BLOQUE DE TEXTO =
_ _ _ _
Una medida que generó revuelo en el sector de la construcción: el Ministerio de Capital Humano acaba de homologar un acuerdo clave entre la firma FERROMEL SOCIEDAD ANÓNIMA y la UNIÓN EMPLEADOS DE LA CONSTRUCCIÓN Y AFINES DE LA REPÚBLICA ARGENTINA (U.E.C.A.R.A.). ¿El plato fuerte? Suspensiones de personal, pero con un giro que encendió las alarmas.
La disposición oficializa suspensiones de empleados bajo el paraguas del Artículo 223 bis de la Ley N° 20.744, que permite el pago de una prestación no remunerativa. Esto significa que los trabajadores afectados recibirán un monto durante el período de suspensión, pero sin que este compute como salario a efectos de aportes o cargas sociales en su totalidad. Lo más llamativo es que el acuerdo se concretó sin la necesidad de iniciar un Procedimiento Preventivo de Crisis (PPC), un paso obligatorio antes de despidos o suspensiones masivas.
Para los trabajadores de FERROMEL, implica una reducción de ingresos y una incertidumbre sobre su futuro laboral, aunque se preserve el puesto. Para las empresas en crisis, este antecedente puede ser una puerta abierta para saltear burocracia, ya que la homologación se justificó por el “consentimiento tácito” de la entidad sindical, interpretado como un reconocimiento a la situación de crisis de la empresa. Esto podría significar mayor flexibilidad para las compañías, pero menor protección ex ante para los empleados. La decisión genera un debate sobre el equilibrio entre la supervivencia empresarial y los derechos laborales en tiempos difíciles.
_ _ _ _
TAREA 1 =
Según la nota sobre las suspensiones en FERROMEL, ¿en qué artículo y ley se apoyan esas suspensiones?
TAREA 2 =
Nombra todas las entidades (organismo público, empresa y sindicato) que aparecen en la nota sobre las suspensiones en FERROMEL.
TAREA 3 =
Prosigue la nota sobre las suspensiones en FERROMEL a partir de su última oración.
Los registros no hacen falta.

(Elementos guardados de una colección)
_ _ _ _
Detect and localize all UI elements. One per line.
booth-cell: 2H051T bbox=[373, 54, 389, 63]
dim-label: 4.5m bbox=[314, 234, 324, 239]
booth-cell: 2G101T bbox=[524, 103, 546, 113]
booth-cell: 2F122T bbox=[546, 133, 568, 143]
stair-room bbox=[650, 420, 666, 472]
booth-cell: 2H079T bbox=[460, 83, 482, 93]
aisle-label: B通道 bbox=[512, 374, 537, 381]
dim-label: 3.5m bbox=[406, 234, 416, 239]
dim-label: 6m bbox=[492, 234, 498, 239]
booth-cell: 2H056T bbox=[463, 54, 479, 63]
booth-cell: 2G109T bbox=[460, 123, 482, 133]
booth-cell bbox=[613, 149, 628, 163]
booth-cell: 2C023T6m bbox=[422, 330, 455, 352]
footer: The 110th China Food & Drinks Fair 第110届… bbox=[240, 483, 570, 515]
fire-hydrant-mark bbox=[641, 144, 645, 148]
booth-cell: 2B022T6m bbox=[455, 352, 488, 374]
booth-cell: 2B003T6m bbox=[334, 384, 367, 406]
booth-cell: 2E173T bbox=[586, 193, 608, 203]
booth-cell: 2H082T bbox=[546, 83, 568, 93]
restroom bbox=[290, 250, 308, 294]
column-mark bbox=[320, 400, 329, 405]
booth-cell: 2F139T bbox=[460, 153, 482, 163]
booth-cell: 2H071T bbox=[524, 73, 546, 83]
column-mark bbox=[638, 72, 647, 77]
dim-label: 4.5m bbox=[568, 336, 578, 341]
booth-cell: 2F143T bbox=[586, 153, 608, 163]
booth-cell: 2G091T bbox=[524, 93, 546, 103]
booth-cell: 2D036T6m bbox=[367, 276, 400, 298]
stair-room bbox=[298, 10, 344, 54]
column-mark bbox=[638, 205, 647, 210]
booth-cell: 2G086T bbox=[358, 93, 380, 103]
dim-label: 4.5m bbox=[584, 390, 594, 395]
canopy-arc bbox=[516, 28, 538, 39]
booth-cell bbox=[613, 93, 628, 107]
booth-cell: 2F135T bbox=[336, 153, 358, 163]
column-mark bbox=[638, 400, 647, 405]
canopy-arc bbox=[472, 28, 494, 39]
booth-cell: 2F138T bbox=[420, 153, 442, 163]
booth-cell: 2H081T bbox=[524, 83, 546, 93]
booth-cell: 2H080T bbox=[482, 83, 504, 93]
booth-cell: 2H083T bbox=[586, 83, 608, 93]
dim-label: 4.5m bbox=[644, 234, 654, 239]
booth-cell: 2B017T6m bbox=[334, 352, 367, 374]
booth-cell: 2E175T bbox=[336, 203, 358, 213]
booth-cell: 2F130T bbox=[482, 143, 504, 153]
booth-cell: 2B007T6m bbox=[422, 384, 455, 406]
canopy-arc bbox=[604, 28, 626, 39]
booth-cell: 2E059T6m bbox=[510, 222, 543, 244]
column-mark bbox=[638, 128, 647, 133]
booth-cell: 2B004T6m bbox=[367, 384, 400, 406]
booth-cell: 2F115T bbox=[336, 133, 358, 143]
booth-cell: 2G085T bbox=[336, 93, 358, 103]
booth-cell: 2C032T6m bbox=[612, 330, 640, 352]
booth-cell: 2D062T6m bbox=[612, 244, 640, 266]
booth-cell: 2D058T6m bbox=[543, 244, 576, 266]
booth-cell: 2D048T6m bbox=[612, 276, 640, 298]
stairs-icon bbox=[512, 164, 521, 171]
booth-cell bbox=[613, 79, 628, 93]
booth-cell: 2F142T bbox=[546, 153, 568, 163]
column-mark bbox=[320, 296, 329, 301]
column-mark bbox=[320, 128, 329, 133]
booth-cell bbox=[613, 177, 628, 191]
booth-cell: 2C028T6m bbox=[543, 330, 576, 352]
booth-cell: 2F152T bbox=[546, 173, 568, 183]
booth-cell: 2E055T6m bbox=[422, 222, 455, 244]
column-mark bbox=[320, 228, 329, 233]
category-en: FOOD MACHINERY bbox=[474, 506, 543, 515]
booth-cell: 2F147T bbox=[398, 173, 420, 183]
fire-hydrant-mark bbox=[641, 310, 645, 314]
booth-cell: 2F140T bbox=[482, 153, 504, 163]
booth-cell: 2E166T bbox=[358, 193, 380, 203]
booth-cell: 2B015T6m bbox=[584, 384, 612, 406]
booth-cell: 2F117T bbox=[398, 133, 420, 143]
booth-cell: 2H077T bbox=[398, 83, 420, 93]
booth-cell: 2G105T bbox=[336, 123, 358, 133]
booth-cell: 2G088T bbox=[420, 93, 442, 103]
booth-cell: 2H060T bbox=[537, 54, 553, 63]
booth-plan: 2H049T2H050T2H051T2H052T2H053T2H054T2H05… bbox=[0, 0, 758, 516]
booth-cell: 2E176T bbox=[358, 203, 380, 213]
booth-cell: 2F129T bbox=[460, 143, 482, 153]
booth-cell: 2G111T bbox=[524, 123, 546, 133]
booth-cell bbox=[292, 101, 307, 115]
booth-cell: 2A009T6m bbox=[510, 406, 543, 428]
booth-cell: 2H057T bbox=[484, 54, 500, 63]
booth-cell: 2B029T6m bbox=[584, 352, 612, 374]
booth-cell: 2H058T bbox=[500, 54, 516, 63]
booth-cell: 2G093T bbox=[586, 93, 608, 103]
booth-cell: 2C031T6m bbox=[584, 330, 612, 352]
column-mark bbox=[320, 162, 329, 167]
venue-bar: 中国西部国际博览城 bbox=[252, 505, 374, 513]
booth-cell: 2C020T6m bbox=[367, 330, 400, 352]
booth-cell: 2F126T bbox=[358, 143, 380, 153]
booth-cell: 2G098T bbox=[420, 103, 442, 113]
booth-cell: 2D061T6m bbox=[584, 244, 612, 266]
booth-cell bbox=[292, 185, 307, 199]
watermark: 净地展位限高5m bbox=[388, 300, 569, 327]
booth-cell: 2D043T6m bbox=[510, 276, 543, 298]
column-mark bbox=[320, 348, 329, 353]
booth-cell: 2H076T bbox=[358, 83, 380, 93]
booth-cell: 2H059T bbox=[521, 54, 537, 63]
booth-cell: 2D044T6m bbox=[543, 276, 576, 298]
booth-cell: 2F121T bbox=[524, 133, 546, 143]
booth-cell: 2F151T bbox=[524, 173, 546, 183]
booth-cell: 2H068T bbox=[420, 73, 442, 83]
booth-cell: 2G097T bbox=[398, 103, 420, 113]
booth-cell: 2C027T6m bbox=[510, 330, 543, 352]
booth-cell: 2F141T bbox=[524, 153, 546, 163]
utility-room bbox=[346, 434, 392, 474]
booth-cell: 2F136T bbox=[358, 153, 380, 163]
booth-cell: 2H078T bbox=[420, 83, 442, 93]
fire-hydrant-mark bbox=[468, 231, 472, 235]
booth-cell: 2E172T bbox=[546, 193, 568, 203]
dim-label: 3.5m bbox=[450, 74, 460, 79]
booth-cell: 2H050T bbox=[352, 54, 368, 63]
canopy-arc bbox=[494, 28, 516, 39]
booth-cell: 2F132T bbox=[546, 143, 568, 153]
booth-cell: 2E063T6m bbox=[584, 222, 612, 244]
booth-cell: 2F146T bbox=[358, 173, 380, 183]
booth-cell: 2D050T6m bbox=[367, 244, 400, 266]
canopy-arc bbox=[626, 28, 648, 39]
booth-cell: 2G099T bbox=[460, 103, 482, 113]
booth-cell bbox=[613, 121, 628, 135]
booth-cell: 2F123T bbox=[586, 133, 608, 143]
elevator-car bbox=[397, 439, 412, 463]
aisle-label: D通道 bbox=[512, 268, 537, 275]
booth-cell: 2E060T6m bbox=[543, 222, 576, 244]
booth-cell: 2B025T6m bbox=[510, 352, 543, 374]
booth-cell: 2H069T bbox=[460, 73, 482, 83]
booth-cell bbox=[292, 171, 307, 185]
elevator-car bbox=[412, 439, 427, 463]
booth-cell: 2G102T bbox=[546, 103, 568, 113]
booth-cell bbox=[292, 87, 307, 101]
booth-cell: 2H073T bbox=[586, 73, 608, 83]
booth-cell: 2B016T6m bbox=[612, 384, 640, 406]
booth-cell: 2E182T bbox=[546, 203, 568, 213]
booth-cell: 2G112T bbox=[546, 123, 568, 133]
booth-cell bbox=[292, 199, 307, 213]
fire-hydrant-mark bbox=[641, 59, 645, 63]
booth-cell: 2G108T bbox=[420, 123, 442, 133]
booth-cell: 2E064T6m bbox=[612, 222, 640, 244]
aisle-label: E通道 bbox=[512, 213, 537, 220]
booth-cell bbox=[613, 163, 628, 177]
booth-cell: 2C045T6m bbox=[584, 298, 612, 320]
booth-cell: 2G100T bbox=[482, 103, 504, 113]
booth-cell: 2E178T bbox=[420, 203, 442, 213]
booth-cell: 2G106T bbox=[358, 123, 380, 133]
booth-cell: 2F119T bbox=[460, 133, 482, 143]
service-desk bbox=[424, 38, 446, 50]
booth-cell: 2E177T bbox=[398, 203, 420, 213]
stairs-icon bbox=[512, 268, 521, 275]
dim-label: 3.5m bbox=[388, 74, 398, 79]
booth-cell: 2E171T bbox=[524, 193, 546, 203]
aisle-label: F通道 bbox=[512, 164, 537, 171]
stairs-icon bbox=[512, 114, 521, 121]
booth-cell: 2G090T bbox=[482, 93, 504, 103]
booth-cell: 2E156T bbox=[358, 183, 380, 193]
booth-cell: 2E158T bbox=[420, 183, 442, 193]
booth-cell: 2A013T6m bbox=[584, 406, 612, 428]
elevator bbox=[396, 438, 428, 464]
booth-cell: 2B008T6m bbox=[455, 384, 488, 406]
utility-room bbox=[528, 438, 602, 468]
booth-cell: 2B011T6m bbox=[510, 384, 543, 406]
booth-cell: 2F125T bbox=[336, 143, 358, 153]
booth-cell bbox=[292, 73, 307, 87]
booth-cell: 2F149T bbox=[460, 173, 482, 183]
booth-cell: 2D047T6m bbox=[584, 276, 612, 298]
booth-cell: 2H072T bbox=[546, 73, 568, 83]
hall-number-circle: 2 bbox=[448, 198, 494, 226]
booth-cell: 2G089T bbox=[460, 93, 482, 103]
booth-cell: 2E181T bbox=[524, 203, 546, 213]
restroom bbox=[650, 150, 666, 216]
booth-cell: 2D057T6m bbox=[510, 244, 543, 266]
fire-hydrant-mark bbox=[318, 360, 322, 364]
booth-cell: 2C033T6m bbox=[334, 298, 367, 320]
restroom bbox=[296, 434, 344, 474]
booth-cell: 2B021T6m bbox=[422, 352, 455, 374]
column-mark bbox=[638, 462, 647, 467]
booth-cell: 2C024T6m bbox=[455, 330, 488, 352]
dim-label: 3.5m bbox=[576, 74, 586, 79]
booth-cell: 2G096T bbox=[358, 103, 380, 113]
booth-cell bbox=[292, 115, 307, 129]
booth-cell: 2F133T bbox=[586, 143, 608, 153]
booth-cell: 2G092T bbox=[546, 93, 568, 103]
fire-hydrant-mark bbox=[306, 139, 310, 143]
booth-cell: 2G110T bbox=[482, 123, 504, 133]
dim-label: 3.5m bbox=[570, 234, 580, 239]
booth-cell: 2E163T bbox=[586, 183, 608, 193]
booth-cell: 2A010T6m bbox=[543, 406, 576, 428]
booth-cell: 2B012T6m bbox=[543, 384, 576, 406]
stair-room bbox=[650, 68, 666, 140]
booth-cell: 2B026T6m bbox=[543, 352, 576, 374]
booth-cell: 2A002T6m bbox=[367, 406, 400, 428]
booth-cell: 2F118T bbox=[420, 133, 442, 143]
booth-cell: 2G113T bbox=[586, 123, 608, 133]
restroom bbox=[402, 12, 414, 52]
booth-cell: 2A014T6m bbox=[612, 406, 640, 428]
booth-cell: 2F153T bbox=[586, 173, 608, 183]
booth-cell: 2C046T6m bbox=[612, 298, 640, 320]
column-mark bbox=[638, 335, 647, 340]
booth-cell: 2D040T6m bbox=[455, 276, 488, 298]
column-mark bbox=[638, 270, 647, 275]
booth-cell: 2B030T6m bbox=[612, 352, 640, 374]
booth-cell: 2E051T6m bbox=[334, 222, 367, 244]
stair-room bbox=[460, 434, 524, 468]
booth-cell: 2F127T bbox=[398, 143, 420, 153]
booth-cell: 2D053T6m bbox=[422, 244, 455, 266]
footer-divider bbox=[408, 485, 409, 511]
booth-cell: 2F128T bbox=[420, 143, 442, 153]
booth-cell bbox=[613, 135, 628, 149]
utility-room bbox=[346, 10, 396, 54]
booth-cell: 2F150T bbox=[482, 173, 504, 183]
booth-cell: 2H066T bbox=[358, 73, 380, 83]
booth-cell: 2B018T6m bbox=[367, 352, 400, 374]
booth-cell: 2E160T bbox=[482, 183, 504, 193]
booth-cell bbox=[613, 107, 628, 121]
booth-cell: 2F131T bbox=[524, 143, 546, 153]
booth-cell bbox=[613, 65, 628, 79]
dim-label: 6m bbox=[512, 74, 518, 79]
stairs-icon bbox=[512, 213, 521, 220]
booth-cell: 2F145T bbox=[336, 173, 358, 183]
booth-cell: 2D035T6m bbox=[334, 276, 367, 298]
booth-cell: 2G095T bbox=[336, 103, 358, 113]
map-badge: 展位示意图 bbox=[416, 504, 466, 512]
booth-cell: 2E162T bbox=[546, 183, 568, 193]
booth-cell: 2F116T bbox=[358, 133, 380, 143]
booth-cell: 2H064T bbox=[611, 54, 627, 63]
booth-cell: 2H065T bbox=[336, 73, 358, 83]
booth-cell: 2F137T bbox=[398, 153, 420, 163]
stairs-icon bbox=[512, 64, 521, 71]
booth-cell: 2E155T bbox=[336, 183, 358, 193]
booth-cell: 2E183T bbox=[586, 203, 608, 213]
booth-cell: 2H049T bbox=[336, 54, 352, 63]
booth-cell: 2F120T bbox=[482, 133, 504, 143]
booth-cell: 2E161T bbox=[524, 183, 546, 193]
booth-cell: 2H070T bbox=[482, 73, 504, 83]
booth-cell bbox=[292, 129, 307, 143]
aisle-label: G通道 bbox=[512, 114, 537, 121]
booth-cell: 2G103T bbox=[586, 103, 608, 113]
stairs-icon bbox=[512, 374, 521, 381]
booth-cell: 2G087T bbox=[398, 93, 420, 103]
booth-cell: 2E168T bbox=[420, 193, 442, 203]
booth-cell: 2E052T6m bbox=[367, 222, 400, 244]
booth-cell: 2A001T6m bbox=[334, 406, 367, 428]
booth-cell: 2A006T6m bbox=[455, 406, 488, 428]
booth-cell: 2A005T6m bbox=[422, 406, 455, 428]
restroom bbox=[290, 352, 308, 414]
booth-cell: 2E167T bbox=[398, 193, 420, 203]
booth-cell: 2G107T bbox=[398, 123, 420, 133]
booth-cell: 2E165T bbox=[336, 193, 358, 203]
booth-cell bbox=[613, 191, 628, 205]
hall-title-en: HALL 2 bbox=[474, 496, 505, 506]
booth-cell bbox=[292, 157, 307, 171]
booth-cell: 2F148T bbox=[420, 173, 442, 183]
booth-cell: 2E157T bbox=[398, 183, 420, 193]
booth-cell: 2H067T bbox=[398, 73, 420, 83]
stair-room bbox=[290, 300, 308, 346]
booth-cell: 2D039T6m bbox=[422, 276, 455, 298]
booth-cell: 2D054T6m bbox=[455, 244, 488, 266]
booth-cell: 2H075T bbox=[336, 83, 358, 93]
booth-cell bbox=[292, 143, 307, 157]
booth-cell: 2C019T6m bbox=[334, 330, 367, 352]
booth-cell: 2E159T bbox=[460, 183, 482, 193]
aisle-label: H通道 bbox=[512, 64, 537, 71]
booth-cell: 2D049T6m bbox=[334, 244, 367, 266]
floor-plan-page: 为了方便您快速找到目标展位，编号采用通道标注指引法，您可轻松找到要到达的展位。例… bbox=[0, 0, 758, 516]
_ _ _ _
RESPUESTA 1 =
En el Artículo 223 bis de la Ley N° 20.744.

RESPUESTA 2 =
- Ministerio de Capital Humano
- FERROMEL SOCIEDAD ANÓNIMA
- UNIÓN EMPLEADOS DE LA CONSTRUCCIÓN Y AFINES DE LA REPÚBLICA ARGENTINA (U.E.C.A.R.A.)

RESPUESTA 3 =
En un contexto económico complejo, la búsqueda de herramientas para gestionar crisis empresariales es constante. Eludir el PPC, aunque con consentimiento sindical, marca una tendencia hacia una mayor flexibilidad en la gestión de personal, lo que podría ser visto como una forma de desregulación de facto en situaciones extremas. Sin embargo, la letra chica de estas homologaciones siempre deja abierta la discusión sobre el impacto real en el poder adquisitivo y los derechos de los trabajadores.